**Do this:**
Extract the full set of records that follows, word for word.
-- BEGIN Supplied material --
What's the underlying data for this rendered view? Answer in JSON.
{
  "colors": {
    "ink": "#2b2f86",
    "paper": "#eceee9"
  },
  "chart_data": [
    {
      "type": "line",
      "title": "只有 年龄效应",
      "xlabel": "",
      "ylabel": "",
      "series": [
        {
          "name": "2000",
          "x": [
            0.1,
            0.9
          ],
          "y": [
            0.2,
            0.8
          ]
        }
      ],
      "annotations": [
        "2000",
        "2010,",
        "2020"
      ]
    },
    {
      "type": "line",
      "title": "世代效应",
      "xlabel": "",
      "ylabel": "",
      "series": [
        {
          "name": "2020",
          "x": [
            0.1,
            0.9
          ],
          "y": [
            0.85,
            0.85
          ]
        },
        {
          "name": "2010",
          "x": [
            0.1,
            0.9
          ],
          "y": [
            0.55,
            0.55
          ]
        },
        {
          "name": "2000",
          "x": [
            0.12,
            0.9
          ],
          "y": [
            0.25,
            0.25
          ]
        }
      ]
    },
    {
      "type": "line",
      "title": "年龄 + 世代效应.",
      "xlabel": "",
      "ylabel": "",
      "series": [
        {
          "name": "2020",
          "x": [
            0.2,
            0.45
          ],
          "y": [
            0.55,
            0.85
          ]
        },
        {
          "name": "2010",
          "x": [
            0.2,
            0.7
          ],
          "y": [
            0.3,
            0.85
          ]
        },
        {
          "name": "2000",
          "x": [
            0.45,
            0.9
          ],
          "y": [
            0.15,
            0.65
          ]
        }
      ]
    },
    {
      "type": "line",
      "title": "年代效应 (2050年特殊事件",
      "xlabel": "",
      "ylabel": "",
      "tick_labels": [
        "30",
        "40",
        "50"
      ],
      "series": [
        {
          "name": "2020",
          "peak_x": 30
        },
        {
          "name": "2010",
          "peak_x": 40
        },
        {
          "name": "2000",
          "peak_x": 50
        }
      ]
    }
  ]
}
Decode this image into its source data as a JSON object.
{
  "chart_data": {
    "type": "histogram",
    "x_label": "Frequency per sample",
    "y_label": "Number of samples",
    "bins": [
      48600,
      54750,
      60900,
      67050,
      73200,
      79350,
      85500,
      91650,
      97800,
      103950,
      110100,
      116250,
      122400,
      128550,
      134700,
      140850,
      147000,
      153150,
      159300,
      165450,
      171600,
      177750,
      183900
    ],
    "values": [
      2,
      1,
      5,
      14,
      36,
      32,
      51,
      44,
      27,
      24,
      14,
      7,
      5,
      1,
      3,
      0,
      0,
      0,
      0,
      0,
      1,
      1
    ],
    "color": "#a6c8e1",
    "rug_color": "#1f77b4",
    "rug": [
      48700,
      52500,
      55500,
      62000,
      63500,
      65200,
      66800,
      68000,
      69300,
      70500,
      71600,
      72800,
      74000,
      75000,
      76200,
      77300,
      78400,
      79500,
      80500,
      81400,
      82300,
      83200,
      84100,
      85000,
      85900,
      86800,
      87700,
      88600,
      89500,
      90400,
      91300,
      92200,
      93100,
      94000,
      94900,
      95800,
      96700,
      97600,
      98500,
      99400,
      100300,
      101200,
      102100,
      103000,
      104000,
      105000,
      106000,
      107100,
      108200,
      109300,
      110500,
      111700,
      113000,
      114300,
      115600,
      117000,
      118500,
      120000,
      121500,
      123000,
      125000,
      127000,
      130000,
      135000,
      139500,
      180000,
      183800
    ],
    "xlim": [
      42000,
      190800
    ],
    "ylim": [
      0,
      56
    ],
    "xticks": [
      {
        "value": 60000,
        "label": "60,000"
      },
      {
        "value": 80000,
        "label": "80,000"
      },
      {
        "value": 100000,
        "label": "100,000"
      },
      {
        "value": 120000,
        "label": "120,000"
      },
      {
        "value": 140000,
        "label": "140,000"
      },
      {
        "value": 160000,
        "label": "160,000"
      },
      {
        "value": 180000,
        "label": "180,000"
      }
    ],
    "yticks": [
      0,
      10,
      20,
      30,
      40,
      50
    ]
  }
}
-- END Supplied material --
**The solution:**
What's the underlying data for this rendered view? Answer in JSON.
{
  "colors": {
    "ink": "#2b2f86",
    "paper": "#eceee9"
  },
  "chart_data": [
    {
      "type": "line",
      "title": "只有 年龄效应",
      "xlabel": "",
      "ylabel": "",
      "series": [
        {
          "name": "2000",
          "x": [
            0.1,
            0.9
          ],
          "y": [
            0.2,
            0.8
          ]
        }
      ],
      "annotations": [
        "2000",
        "2010,",
        "2020"
      ]
    },
    {
      "type": "line",
      "title": "世代效应",
      "xlabel": "",
      "ylabel": "",
      "series": [
        {
          "name": "2020",
          "x": [
            0.1,
            0.9
          ],
          "y": [
            0.85,
            0.85
          ]
        },
        {
          "name": "2010",
          "x": [
            0.1,
            0.9
          ],
          "y": [
            0.55,
            0.55
          ]
        },
        {
          "name": "2000",
          "x": [
            0.12,
            0.9
          ],
          "y": [
            0.25,
            0.25
          ]
        }
      ]
    },
    {
      "type": "line",
      "title": "年龄 + 世代效应.",
      "xlabel": "",
      "ylabel": "",
      "series": [
        {
          "name": "2020",
          "x": [
            0.2,
            0.45
          ],
          "y": [
            0.55,
            0.85
          ]
        },
        {
          "name": "2010",
          "x": [
            0.2,
            0.7
          ],
          "y": [
            0.3,
            0.85
          ]
        },
        {
          "name": "2000",
          "x": [
            0.45,
            0.9
          ],
          "y": [
            0.15,
            0.65
          ]
        }
      ]
    },
    {
      "type": "line",
      "title": "年代效应 (2050年特殊事件",
      "xlabel": "",
      "ylabel": "",
      "tick_labels": [
        "30",
        "40",
        "50"
      ],
      "series": [
        {
          "name": "2020",
          "peak_x": 30
        },
        {
          "name": "2010",
          "peak_x": 40
        },
        {
          "name": "2000",
          "peak_x": 50
        }
      ]
    }
  ]
}
Decode this image into its source data as a JSON object.
{
  "chart_data": {
    "type": "histogram",
    "x_label": "Frequency per sample",
    "y_label": "Number of samples",
    "bins": [
      48600,
      54750,
      60900,
      67050,
      73200,
      79350,
      85500,
      91650,
      97800,
      103950,
      110100,
      116250,
      122400,
      128550,
      134700,
      140850,
      147000,
      153150,
      159300,
      165450,
      171600,
      177750,
      183900
    ],
    "values": [
      2,
      1,
      5,
      14,
      36,
      32,
      51,
      44,
      27,
      24,
      14,
      7,
      5,
      1,
      3,
      0,
      0,
      0,
      0,
      0,
      1,
      1
    ],
    "color": "#a6c8e1",
    "rug_color": "#1f77b4",
    "rug": [
      48700,
      52500,
      55500,
      62000,
      63500,
      65200,
      66800,
      68000,
      69300,
      70500,
      71600,
      72800,
      74000,
      75000,
      76200,
      77300,
      78400,
      79500,
      80500,
      81400,
      82300,
      83200,
      84100,
      85000,
      85900,
      86800,
      87700,
      88600,
      89500,
      90400,
      91300,
      92200,
      93100,
      94000,
      94900,
      95800,
      96700,
      97600,
      98500,
      99400,
      100300,
      101200,
      102100,
      103000,
      104000,
      105000,
      106000,
      107100,
      108200,
      109300,
      110500,
      111700,
      113000,
      114300,
      115600,
      117000,
      118500,
      120000,
      121500,
      123000,
      125000,
      127000,
      130000,
      135000,
      139500,
      180000,
      183800
    ],
    "xlim": [
      42000,
      190800
    ],
    "ylim": [
      0,
      56
    ],
    "xticks": [
      {
        "value": 60000,
        "label": "60,000"
      },
      {
        "value": 80000,
        "label": "80,000"
      },
      {
        "value": 100000,
        "label": "100,000"
      },
      {
        "value": 120000,
        "label": "120,000"
      },
      {
        "value": 140000,
        "label": "140,000"
      },
      {
        "value": 160000,
        "label": "160,000"
      },
      {
        "value": 180000,
        "label": "180,000"
      }
    ],
    "yticks": [
      0,
      10,
      20,
      30,
      40,
      50
    ]
  }
}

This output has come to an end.